>> BEGIN Selected passage

A new proposal to fund transportation projects around Pennsylvania has run into opposition from labor unions angered by a provision that would ban strikes by transit workers without three days' notice.

A new proposal to fund transportation projects around Pennsylvania has run into opposition from labor unions angered by a provision that would ban strikes by transit workers without three days' notice.

The provision was prompted by last year's last-minute strike by SEPTA workers just after Philadelphia hosted the World Series.

"It's a direct attack on union members' rights to organize and their freedom to assemble and their right to honor another union's picket line," said Frank Sirianni, president of the Pennsylvania Building and Construction Trades Council. "We will request rank-and-file [members of the legislature] to vote against it."

The transportation-funding bill, sponsored by State Rep. Dwight Evans (D., Phila.), would raise gas taxes, increase motorists' fees, and levy a tax on oil companies' profits.

It would provide about $1.3 billion a year for highways, bridges, and mass-transit projects.

Gov. Rendell called the legislature into special session this year to try to fill a gap of nearly $500 million in the state's transportation budget.

"I recognize how difficult times are, and I don't take lightly the element of taxes . . . but this needs to be addressed, and it has to start now," Evans said Thursday. A failure to act by year's end could mean losing the 2011 construction season, he said.

Evans, who chairs the House Appropriations Committee, said he will hold hearings on the bill Monday, hoping to get it through both houses of the legislature before lawmakers go home in November.

But leaders of the Republican-controlled Senate said they doubted there was enough time to consider the measure this year.

"We are deeply skeptical that there is time to build the necessary consensus in the legislature - let alone the public - on a large transportation-funding plan this year," said Erik Arneson, spokesman for Senate Majority Leader Dominic Pileggi (R., Delaware).

>> END Selected passage
>> BEGIN Items

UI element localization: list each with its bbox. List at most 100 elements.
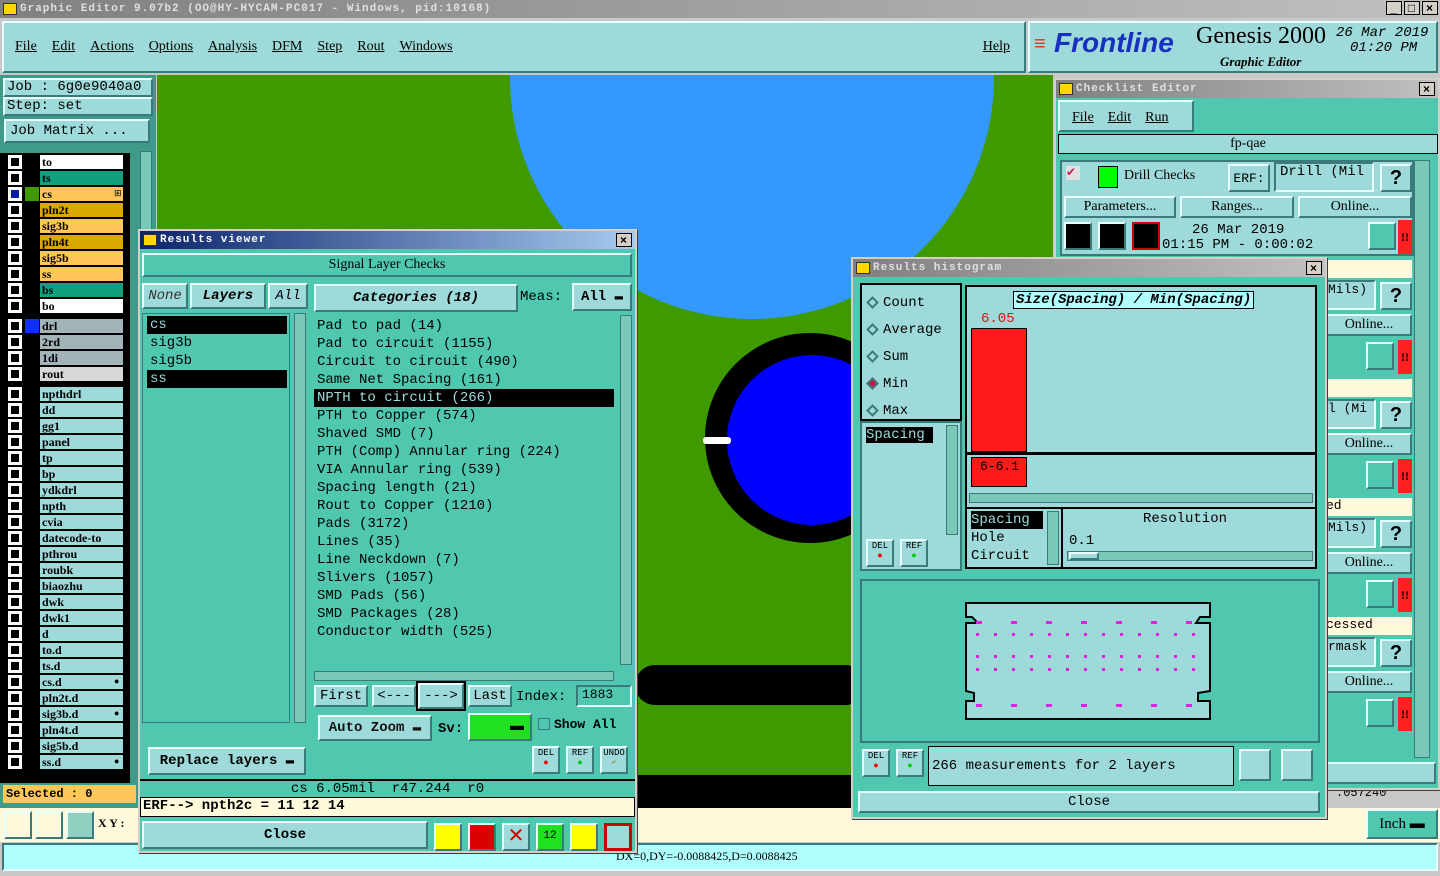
online-button[interactable]: Online... (1326, 314, 1412, 336)
layer-checkbox[interactable] (8, 187, 22, 201)
violation-marker[interactable] (1030, 633, 1033, 636)
measure-item[interactable]: Spacing (866, 427, 933, 443)
online-button[interactable]: Online... (1298, 196, 1412, 218)
close-window-button[interactable]: × (1422, 1, 1438, 15)
violation-marker[interactable] (994, 668, 997, 671)
zoom-fit-icon[interactable] (4, 811, 32, 839)
category-item[interactable]: Pads (3172) (314, 515, 614, 533)
reference-button[interactable]: REF ● (896, 749, 924, 777)
layer-row-to.d[interactable]: to.d (40, 643, 123, 657)
layer-row-dd[interactable]: dd (40, 403, 123, 417)
last-button[interactable]: Last (468, 685, 512, 707)
categories-button[interactable]: Categories (18) (314, 284, 518, 312)
violation-marker[interactable] (1138, 668, 1141, 671)
violation-marker[interactable] (1138, 633, 1141, 636)
layer-checkbox[interactable] (8, 319, 22, 333)
type-item[interactable]: Spacing (971, 511, 1043, 529)
violation-marker[interactable] (1084, 668, 1087, 671)
layer-checkbox[interactable] (8, 499, 22, 513)
category-item[interactable]: Lines (35) (314, 533, 614, 551)
layer-checkbox[interactable] (8, 755, 22, 769)
prev-button[interactable]: <--- (372, 685, 416, 707)
category-scrollbar[interactable] (620, 315, 632, 665)
menu-edit[interactable]: Edit (52, 39, 75, 55)
layer-row-dwk[interactable]: dwk (40, 595, 123, 609)
mode-radio-average[interactable]: Average (862, 316, 960, 343)
checklist-menu-run[interactable]: Run (1145, 110, 1168, 130)
layer-row-bp[interactable]: bp (40, 467, 123, 481)
import-histogram-icon[interactable] (1281, 749, 1313, 781)
resolution-slider[interactable] (1067, 551, 1313, 561)
layer-checkbox[interactable] (8, 723, 22, 737)
layer-row-to[interactable]: to (40, 155, 123, 169)
layer-checkbox[interactable] (8, 451, 22, 465)
layer-row-2rd[interactable]: 2rd (40, 335, 123, 349)
mode-radio-sum[interactable]: Sum (862, 343, 960, 370)
type-item[interactable]: Circuit (971, 547, 1043, 565)
zoom-in-icon[interactable] (1366, 699, 1394, 727)
layer-row-datecode-to[interactable]: datecode-to (40, 531, 123, 545)
help-button[interactable]: ? (1380, 164, 1412, 192)
category-item[interactable]: SMD Pads (56) (314, 587, 614, 605)
erf-field[interactable]: Mils) (1326, 518, 1376, 548)
layer-row-ss.d[interactable]: ss.d (40, 755, 123, 769)
histogram-bar[interactable] (971, 328, 1027, 452)
violation-marker[interactable] (1174, 633, 1177, 636)
category-item[interactable]: Circuit to circuit (490) (314, 353, 614, 371)
checklist-menu-edit[interactable]: Edit (1108, 110, 1131, 130)
menu-help[interactable]: Help (983, 39, 1010, 55)
layer-checkbox[interactable] (8, 387, 22, 401)
layer-row-tp[interactable]: tp (40, 451, 123, 465)
layer-checkbox[interactable] (8, 611, 22, 625)
category-item[interactable]: VIA Annular ring (539) (314, 461, 614, 479)
layer-checkbox[interactable] (8, 251, 22, 265)
mark-icon[interactable] (468, 823, 496, 851)
violation-marker[interactable] (1120, 668, 1123, 671)
mode-radio-min[interactable]: Min (862, 370, 960, 397)
help-button[interactable]: ? (1380, 639, 1412, 667)
erf-button[interactable]: ERF: (1228, 164, 1270, 192)
check-enabled-checkbox[interactable]: ✔ (1066, 166, 1080, 180)
category-hscroll[interactable] (314, 671, 614, 681)
layer-checkbox[interactable] (8, 579, 22, 593)
category-item[interactable]: Line Neckdown (7) (314, 551, 614, 569)
violation-marker[interactable] (1102, 633, 1105, 636)
layer-checkbox[interactable] (8, 675, 22, 689)
stop-run-icon[interactable] (1132, 222, 1160, 250)
delete-button[interactable]: DEL ● (862, 749, 890, 777)
parameters-button[interactable]: Parameters... (1064, 196, 1176, 218)
layer-row-sig5b[interactable]: sig5b (40, 251, 123, 265)
violation-marker[interactable] (1030, 668, 1033, 671)
checklist-scrollbar[interactable] (1414, 160, 1430, 758)
layer-checkbox[interactable] (8, 595, 22, 609)
zoom-in-icon[interactable] (1368, 222, 1396, 250)
type-scrollbar[interactable] (1047, 511, 1059, 565)
reference-button[interactable]: REF ● (900, 539, 928, 567)
menu-step[interactable]: Step (317, 39, 342, 55)
category-item[interactable]: Pad to pad (14) (314, 317, 614, 335)
layer-row-rout[interactable]: rout (40, 367, 123, 381)
zoom-in-icon[interactable] (1366, 580, 1394, 608)
layer-row-sig3b.d[interactable]: sig3b.d (40, 707, 123, 721)
type-item[interactable]: Hole (971, 529, 1043, 547)
violation-marker[interactable] (1084, 633, 1087, 636)
menu-options[interactable]: Options (149, 39, 193, 55)
layer-row-sig5b.d[interactable]: sig5b.d (40, 739, 123, 753)
ranges-button[interactable]: Ranges... (1180, 196, 1294, 218)
layer-checkbox[interactable] (8, 335, 22, 349)
mode-radio-count[interactable]: Count (862, 289, 960, 316)
erf-field[interactable]: Drill (Mil (1274, 162, 1374, 192)
zoom-in-icon[interactable] (1366, 342, 1394, 370)
violation-marker[interactable] (1030, 655, 1033, 658)
violation-marker[interactable] (1081, 704, 1087, 707)
violation-marker[interactable] (1048, 633, 1051, 636)
violation-marker[interactable] (994, 633, 997, 636)
category-item[interactable]: SMD Packages (28) (314, 605, 614, 623)
violation-marker[interactable] (1066, 668, 1069, 671)
layer-checkbox[interactable] (8, 483, 22, 497)
violation-marker[interactable] (1156, 655, 1159, 658)
layer-checkbox[interactable] (8, 531, 22, 545)
layer-row-cvia[interactable]: cvia (40, 515, 123, 529)
maximize-button[interactable]: □ (1404, 1, 1420, 15)
violation-marker[interactable] (1048, 668, 1051, 671)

>> END Items

*Task to carry out*: From the news report on the Pennsylvania transportation-funding proposal, reproduce everything from "Gov. Rendell called" down to "home in November.".

*Exercise output*:
Gov. Rendell called the legislature into special session this year to try to fill a gap of nearly $500 million in the state's transportation budget.

"I recognize how difficult times are, and I don't take lightly the element of taxes . . . but this needs to be addressed, and it has to start now," Evans said Thursday. A failure to act by year's end could mean losing the 2011 construction season, he said.

Evans, who chairs the House Appropriations Committee, said he will hold hearings on the bill Monday, hoping to get it through both houses of the legislature before lawmakers go home in November.